▶ **Dataset items**
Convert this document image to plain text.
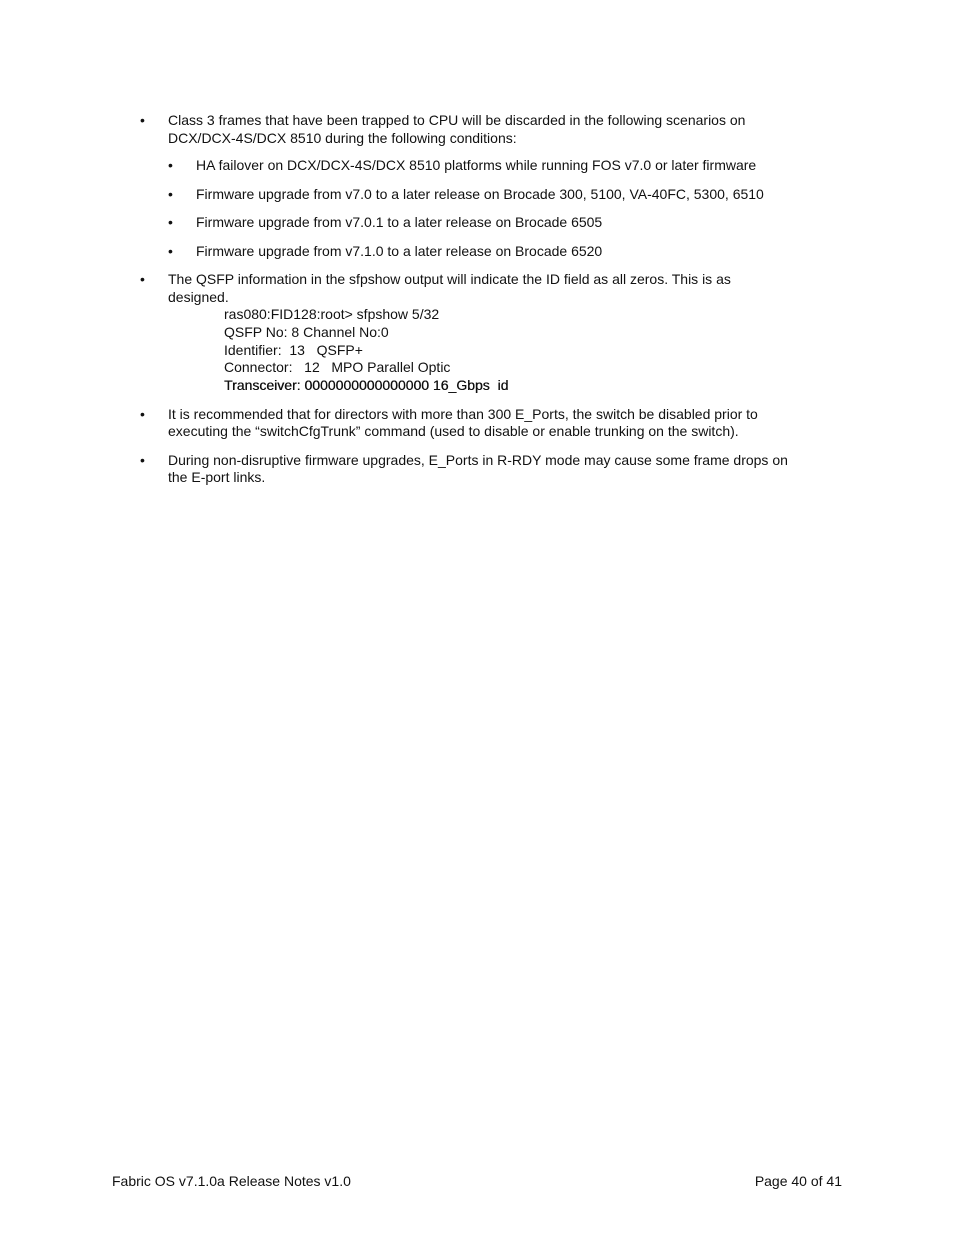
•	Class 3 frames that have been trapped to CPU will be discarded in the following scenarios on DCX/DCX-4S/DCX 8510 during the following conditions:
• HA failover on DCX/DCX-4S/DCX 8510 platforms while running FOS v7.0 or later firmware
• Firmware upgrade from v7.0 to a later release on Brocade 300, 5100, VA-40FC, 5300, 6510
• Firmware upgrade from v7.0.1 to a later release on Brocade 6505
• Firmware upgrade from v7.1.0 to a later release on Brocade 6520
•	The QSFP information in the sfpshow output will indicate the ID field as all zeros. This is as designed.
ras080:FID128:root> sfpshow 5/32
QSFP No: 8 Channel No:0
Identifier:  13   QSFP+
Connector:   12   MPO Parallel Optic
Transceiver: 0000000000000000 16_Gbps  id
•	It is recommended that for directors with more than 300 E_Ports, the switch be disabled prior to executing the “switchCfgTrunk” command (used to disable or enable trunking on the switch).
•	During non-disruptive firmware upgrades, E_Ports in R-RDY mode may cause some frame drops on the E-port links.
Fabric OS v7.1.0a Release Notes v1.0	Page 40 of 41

▶ **The request**
From the records above, pick out and copy each line holding the word "Brocade".

▶ **Result**
• Firmware upgrade from v7.0 to a later release on Brocade 300, 5100, VA-40FC, 5300, 6510
• Firmware upgrade from v7.0.1 to a later release on Brocade 6505
• Firmware upgrade from v7.1.0 to a later release on Brocade 6520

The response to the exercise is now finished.